Start of STORED DATA

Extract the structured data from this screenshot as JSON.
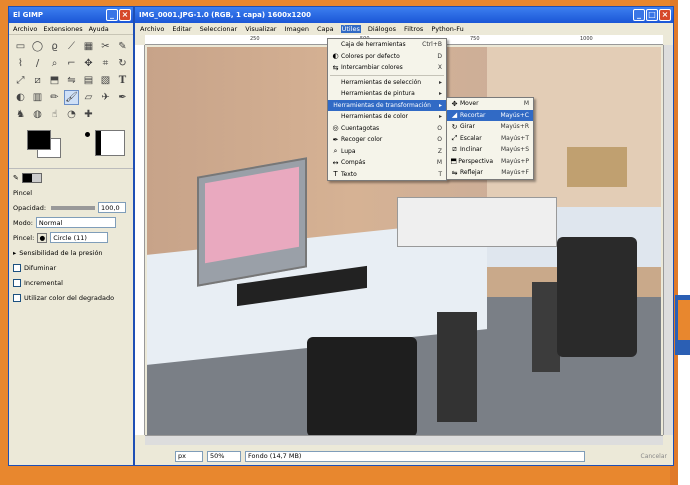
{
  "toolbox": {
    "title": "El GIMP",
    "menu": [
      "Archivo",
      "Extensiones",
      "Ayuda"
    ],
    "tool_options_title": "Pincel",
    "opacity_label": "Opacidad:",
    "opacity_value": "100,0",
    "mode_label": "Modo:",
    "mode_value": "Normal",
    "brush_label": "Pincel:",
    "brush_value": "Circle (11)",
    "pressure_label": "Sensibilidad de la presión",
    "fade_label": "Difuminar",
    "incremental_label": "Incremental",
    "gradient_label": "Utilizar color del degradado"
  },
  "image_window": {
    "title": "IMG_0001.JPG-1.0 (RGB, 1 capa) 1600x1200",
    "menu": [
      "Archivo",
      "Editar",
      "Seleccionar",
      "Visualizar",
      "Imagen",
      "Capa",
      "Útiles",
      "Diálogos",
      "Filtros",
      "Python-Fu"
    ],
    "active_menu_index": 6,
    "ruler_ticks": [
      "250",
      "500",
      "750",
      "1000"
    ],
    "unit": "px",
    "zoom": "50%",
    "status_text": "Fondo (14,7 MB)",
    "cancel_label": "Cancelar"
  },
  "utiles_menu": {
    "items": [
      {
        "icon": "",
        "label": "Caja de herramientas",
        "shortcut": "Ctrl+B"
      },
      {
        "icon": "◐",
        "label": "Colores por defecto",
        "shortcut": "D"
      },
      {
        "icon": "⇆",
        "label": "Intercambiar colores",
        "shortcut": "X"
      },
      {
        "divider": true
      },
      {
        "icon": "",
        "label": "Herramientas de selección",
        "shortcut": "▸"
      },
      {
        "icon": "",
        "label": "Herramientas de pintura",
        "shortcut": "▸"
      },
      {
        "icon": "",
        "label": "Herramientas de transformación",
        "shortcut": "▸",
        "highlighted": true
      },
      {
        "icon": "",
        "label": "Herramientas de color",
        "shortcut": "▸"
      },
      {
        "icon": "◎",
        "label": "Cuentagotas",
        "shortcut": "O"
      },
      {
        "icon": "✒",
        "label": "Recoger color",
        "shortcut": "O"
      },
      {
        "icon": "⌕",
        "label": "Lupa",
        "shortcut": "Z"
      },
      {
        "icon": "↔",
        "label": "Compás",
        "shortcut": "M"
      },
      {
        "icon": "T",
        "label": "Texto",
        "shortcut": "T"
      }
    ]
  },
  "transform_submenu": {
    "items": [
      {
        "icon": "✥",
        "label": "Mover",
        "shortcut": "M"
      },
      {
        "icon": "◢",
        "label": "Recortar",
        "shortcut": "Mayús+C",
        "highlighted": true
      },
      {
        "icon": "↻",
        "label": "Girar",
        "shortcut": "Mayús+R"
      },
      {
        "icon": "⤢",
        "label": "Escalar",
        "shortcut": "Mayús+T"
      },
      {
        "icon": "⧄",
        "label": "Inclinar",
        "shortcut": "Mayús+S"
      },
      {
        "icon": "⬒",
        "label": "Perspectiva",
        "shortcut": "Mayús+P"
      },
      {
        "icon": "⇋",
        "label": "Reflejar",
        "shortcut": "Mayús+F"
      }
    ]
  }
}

End of STORED DATA
Start of STORED DATA

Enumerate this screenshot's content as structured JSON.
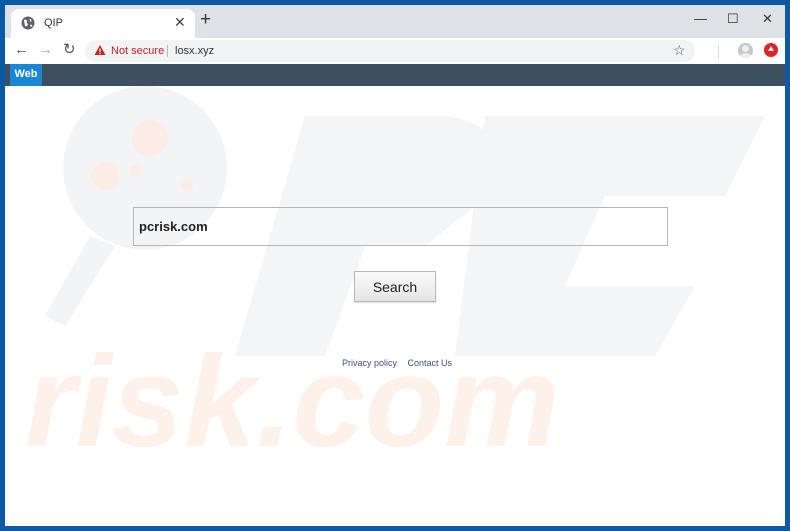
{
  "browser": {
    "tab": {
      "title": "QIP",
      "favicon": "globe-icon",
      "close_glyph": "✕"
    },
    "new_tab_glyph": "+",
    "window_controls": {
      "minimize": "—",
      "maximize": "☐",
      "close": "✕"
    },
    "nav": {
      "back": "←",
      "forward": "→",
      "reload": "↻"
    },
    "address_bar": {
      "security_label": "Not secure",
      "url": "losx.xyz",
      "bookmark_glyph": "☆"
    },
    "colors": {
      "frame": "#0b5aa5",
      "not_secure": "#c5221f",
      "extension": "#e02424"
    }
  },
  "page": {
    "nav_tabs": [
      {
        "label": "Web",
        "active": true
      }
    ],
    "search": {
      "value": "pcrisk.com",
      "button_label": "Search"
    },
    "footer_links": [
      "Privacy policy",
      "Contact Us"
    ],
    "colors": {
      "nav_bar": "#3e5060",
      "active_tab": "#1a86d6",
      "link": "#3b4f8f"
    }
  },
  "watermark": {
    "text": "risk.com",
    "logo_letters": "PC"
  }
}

End of STORED DATA

_WORK TO COMPLETE_.
Whenever "JSON" turns up in a line, pick that line out.

_ANSWER_.
Extract the structured data from this screenshot as JSON.
Enumerate this screenshot's content as structured JSON.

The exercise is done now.